§ Exercise
Repeat the records word for word, excluding any picture.

§ Supplied data
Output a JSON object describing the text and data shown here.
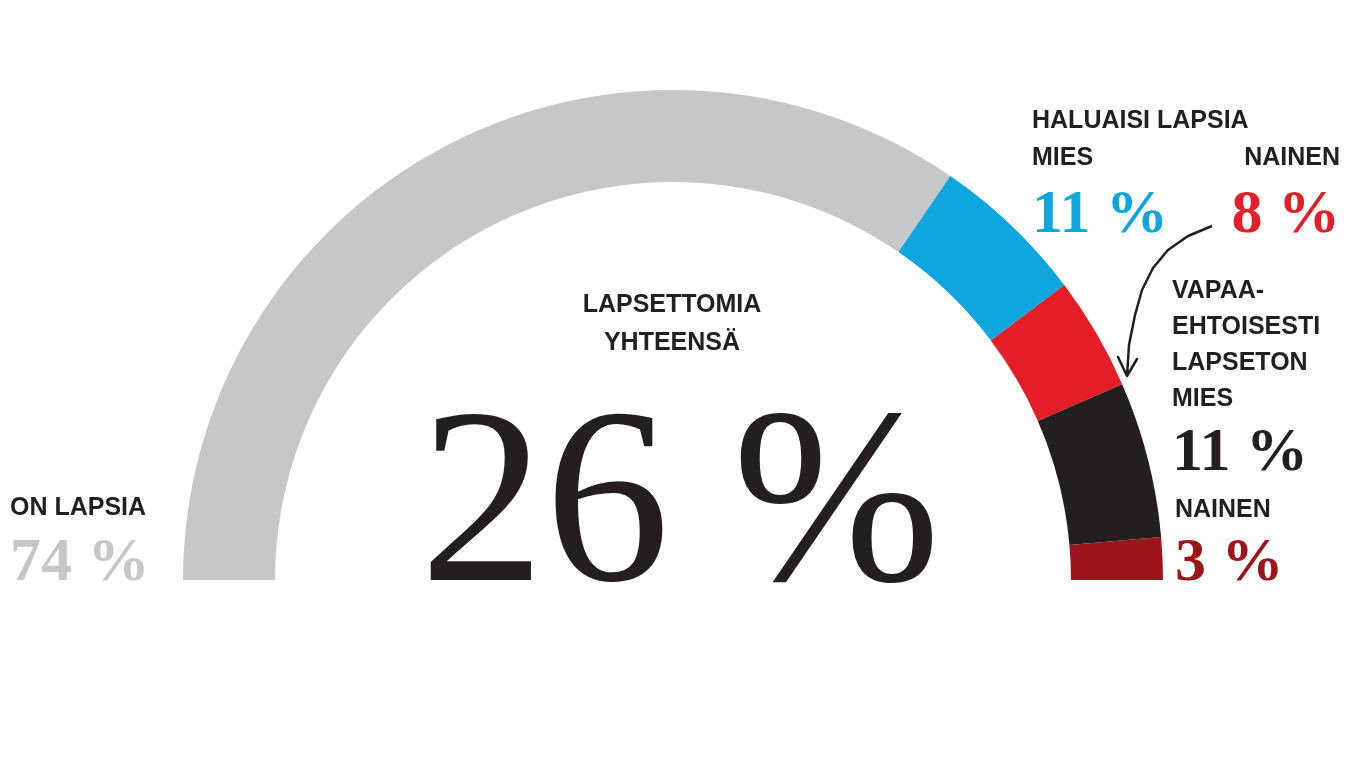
{
  "chart_data": {
    "type": "donut",
    "categories": [
      "ON LAPSIA",
      "MIES",
      "NAINEN",
      "VAPAA-EHTOISESTI LAPSETON MIES",
      "NAINEN"
    ],
    "values": [
      74,
      11,
      8,
      11,
      3
    ],
    "colors": [
      "#c6c7c9",
      "#0fa5dd",
      "#e31e26",
      "#231f20",
      "#9b151b"
    ],
    "value_labels": [
      "74 %",
      "11 %",
      "8 %",
      "11 %",
      "3 %"
    ],
    "annotations": [
      "HALUAISI LAPSIA",
      "LAPSETTOMIA YHTEENSÄ",
      "26 %"
    ]
  }
}
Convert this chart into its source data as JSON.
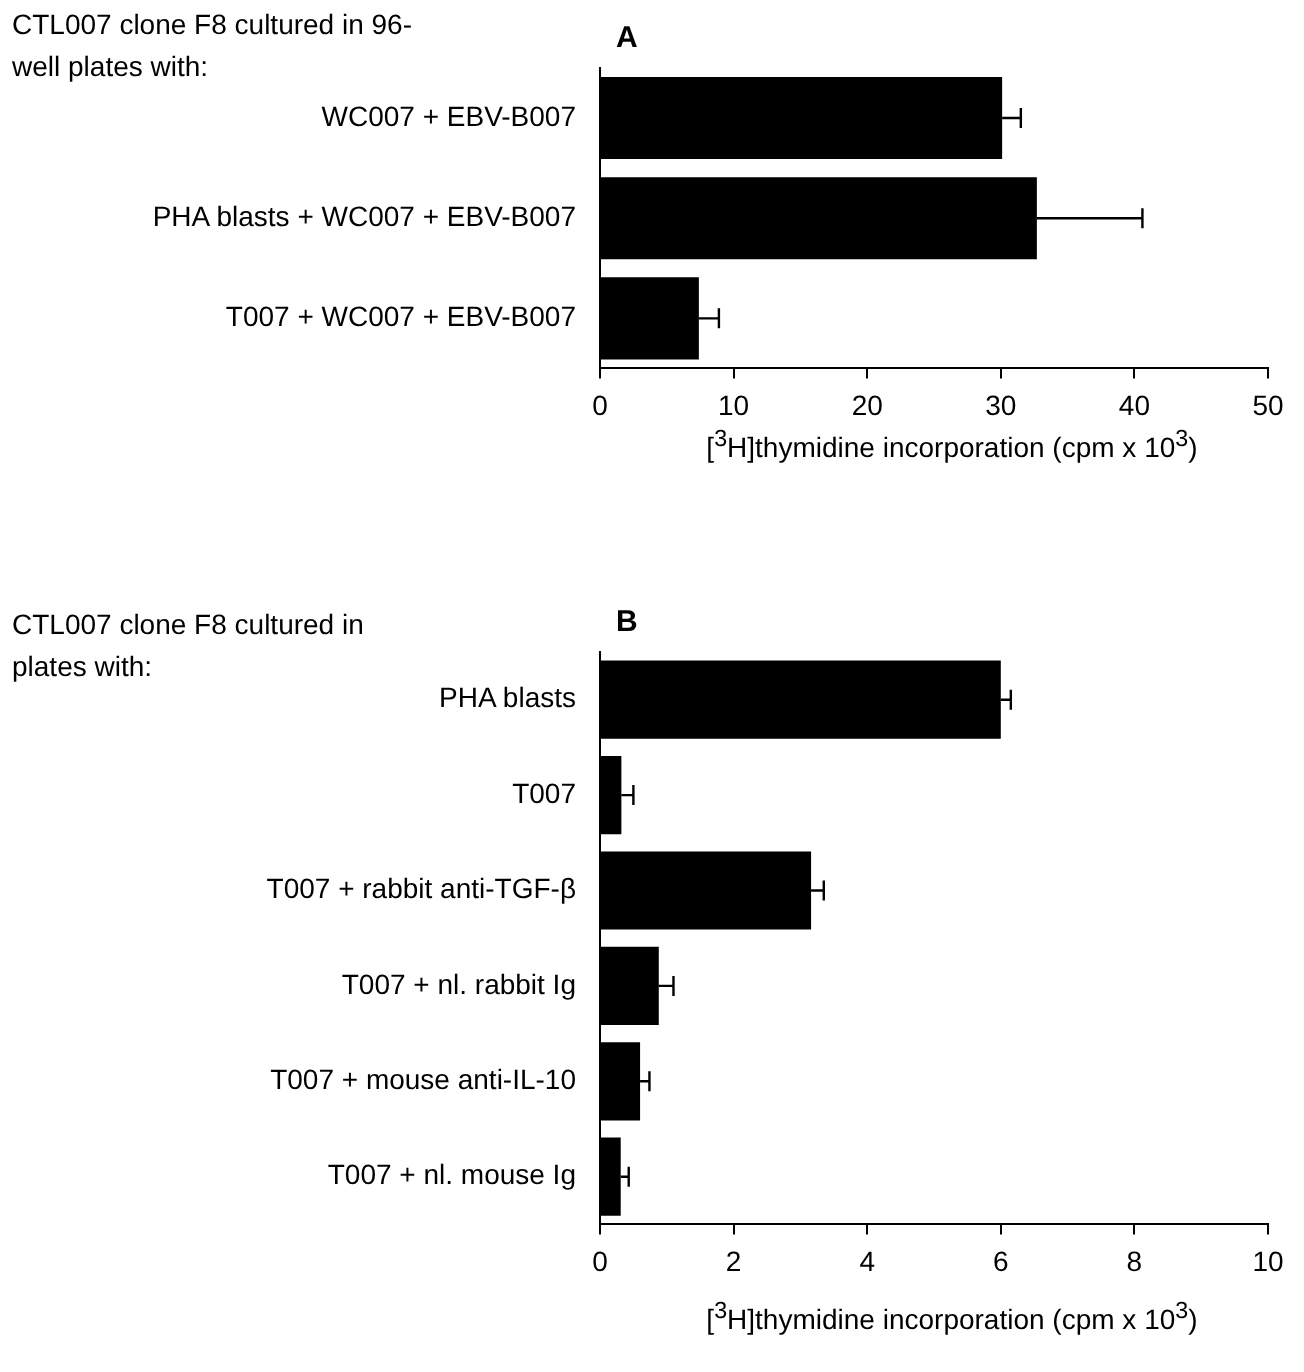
{
  "chart_data": [
    {
      "type": "bar",
      "orientation": "horizontal",
      "title": "CTL007 clone F8 cultured in 96-well plates with:",
      "xlabel": "[$^{3}$H]thymidine incorporation (cpm x 10$^{3}$)",
      "annotations": [
        "A"
      ],
      "categories": [
        "WC007 + EBV-B007",
        "PHA blasts + WC007 + EBV-B007",
        "T007 + WC007 + EBV-B007"
      ],
      "values": [
        30.1,
        32.7,
        7.4
      ],
      "errors": [
        [
          30.1,
          31.5
        ],
        [
          32.7,
          40.6
        ],
        [
          7.4,
          8.9
        ]
      ],
      "color": "#000000",
      "xlim": [
        0,
        50
      ],
      "xticks": [
        0,
        10,
        20,
        30,
        40,
        50
      ],
      "grid": false
    },
    {
      "type": "bar",
      "orientation": "horizontal",
      "title": "CTL007 clone F8 cultured in plates with:",
      "xlabel": "[$^{3}$H]thymidine incorporation (cpm x 10$^{3}$)",
      "annotations": [
        "B"
      ],
      "categories": [
        "PHA blasts",
        "T007",
        "T007 + rabbit anti-TGF-β",
        "T007 + nl. rabbit Ig",
        "T007 + mouse anti-IL-10",
        "T007 + nl. mouse Ig"
      ],
      "values": [
        6.0,
        0.32,
        3.16,
        0.88,
        0.6,
        0.31
      ],
      "errors": [
        [
          6.0,
          6.15
        ],
        [
          0.32,
          0.5
        ],
        [
          3.16,
          3.35
        ],
        [
          0.88,
          1.1
        ],
        [
          0.6,
          0.74
        ],
        [
          0.31,
          0.43
        ]
      ],
      "color": "#000000",
      "xlim": [
        0,
        10
      ],
      "xticks": [
        0,
        2,
        4,
        6,
        8,
        10
      ],
      "grid": false
    }
  ]
}
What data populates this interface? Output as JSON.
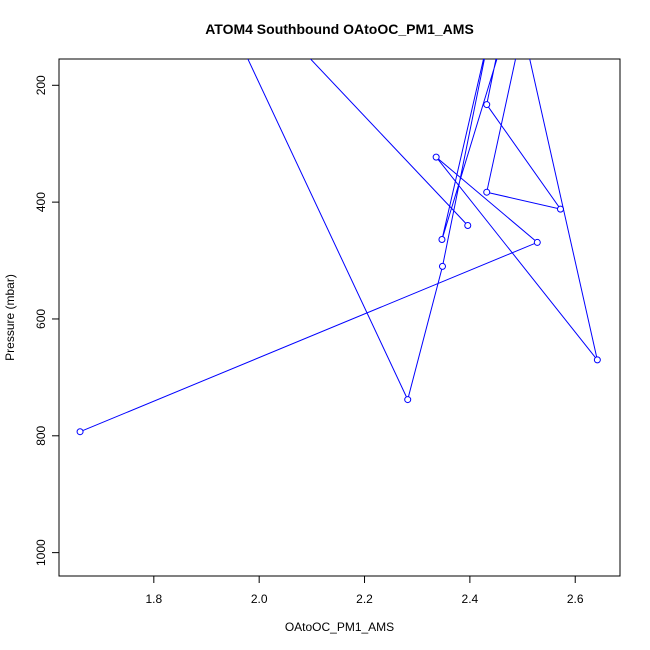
{
  "chart_data": {
    "type": "line",
    "title": "ATOM4 Southbound OAtoOC_PM1_AMS",
    "xlabel": "OAtoOC_PM1_AMS",
    "ylabel": "Pressure (mbar)",
    "xlim": [
      1.62,
      2.685
    ],
    "ylim": [
      1040,
      155
    ],
    "y_axis_inverted": true,
    "x_ticks": [
      {
        "value": 1.8,
        "label": "1.8"
      },
      {
        "value": 2.0,
        "label": "2.0"
      },
      {
        "value": 2.2,
        "label": "2.2"
      },
      {
        "value": 2.4,
        "label": "2.4"
      },
      {
        "value": 2.6,
        "label": "2.6"
      }
    ],
    "y_ticks": [
      {
        "value": 200,
        "label": "200"
      },
      {
        "value": 400,
        "label": "400"
      },
      {
        "value": 600,
        "label": "600"
      },
      {
        "value": 800,
        "label": "800"
      },
      {
        "value": 1000,
        "label": "1000"
      }
    ],
    "grid": false,
    "legend": "none",
    "series": [
      {
        "color": "#0000ff",
        "markers": "open-circle",
        "x": [
          1.66,
          2.528,
          2.336,
          2.642,
          2.5,
          2.432,
          2.572,
          2.432,
          2.462,
          1.858,
          1.95,
          2.282,
          2.348,
          2.44,
          2.347,
          2.47,
          2.04,
          2.396
        ],
        "y": [
          793,
          469,
          323,
          670,
          100,
          383,
          412,
          233,
          100,
          110,
          100,
          738,
          510,
          100,
          464,
          100,
          100,
          440
        ]
      }
    ]
  }
}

§ Completed task
Output a JSON object describing the text and data shown here.
{
  "chart_data": {
    "type": "donut",
    "categories": [
      "ON LAPSIA",
      "MIES",
      "NAINEN",
      "VAPAA-EHTOISESTI LAPSETON MIES",
      "NAINEN"
    ],
    "values": [
      74,
      11,
      8,
      11,
      3
    ],
    "colors": [
      "#c6c7c9",
      "#0fa5dd",
      "#e31e26",
      "#231f20",
      "#9b151b"
    ],
    "value_labels": [
      "74 %",
      "11 %",
      "8 %",
      "11 %",
      "3 %"
    ],
    "annotations": [
      "HALUAISI LAPSIA",
      "LAPSETTOMIA YHTEENSÄ",
      "26 %"
    ]
  }
}
Convert this chart into its source data as JSON.
{
  "chart_data": [
    {
      "type": "bar",
      "orientation": "horizontal",
      "title": "CTL007 clone F8 cultured in 96-well plates with:",
      "xlabel": "[$^{3}$H]thymidine incorporation (cpm x 10$^{3}$)",
      "annotations": [
        "A"
      ],
      "categories": [
        "WC007 + EBV-B007",
        "PHA blasts + WC007 + EBV-B007",
        "T007 + WC007 + EBV-B007"
      ],
      "values": [
        30.1,
        32.7,
        7.4
      ],
      "errors": [
        [
          30.1,
          31.5
        ],
        [
          32.7,
          40.6
        ],
        [
          7.4,
          8.9
        ]
      ],
      "color": "#000000",
      "xlim": [
        0,
        50
      ],
      "xticks": [
        0,
        10,
        20,
        30,
        40,
        50
      ],
      "grid": false
    },
    {
      "type": "bar",
      "orientation": "horizontal",
      "title": "CTL007 clone F8 cultured in plates with:",
      "xlabel": "[$^{3}$H]thymidine incorporation (cpm x 10$^{3}$)",
      "annotations": [
        "B"
      ],
      "categories": [
        "PHA blasts",
        "T007",
        "T007 + rabbit anti-TGF-β",
        "T007 + nl. rabbit Ig",
        "T007 + mouse anti-IL-10",
        "T007 + nl. mouse Ig"
      ],
      "values": [
        6.0,
        0.32,
        3.16,
        0.88,
        0.6,
        0.31
      ],
      "errors": [
        [
          6.0,
          6.15
        ],
        [
          0.32,
          0.5
        ],
        [
          3.16,
          3.35
        ],
        [
          0.88,
          1.1
        ],
        [
          0.6,
          0.74
        ],
        [
          0.31,
          0.43
        ]
      ],
      "color": "#000000",
      "xlim": [
        0,
        10
      ],
      "xticks": [
        0,
        2,
        4,
        6,
        8,
        10
      ],
      "grid": false
    }
  ]
}
What data populates this interface? Output as JSON.
{
  "chart_data": {
    "type": "line",
    "title": "ATOM4 Southbound OAtoOC_PM1_AMS",
    "xlabel": "OAtoOC_PM1_AMS",
    "ylabel": "Pressure (mbar)",
    "xlim": [
      1.62,
      2.685
    ],
    "ylim": [
      1040,
      155
    ],
    "y_axis_inverted": true,
    "x_ticks": [
      {
        "value": 1.8,
        "label": "1.8"
      },
      {
        "value": 2.0,
        "label": "2.0"
      },
      {
        "value": 2.2,
        "label": "2.2"
      },
      {
        "value": 2.4,
        "label": "2.4"
      },
      {
        "value": 2.6,
        "label": "2.6"
      }
    ],
    "y_ticks": [
      {
        "value": 200,
        "label": "200"
      },
      {
        "value": 400,
        "label": "400"
      },
      {
        "value": 600,
        "label": "600"
      },
      {
        "value": 800,
        "label": "800"
      },
      {
        "value": 1000,
        "label": "1000"
      }
    ],
    "grid": false,
    "legend": "none",
    "series": [
      {
        "color": "#0000ff",
        "markers": "open-circle",
        "x": [
          1.66,
          2.528,
          2.336,
          2.642,
          2.5,
          2.432,
          2.572,
          2.432,
          2.462,
          1.858,
          1.95,
          2.282,
          2.348,
          2.44,
          2.347,
          2.47,
          2.04,
          2.396
        ],
        "y": [
          793,
          469,
          323,
          670,
          100,
          383,
          412,
          233,
          100,
          110,
          100,
          738,
          510,
          100,
          464,
          100,
          100,
          440
        ]
      }
    ]
  }
}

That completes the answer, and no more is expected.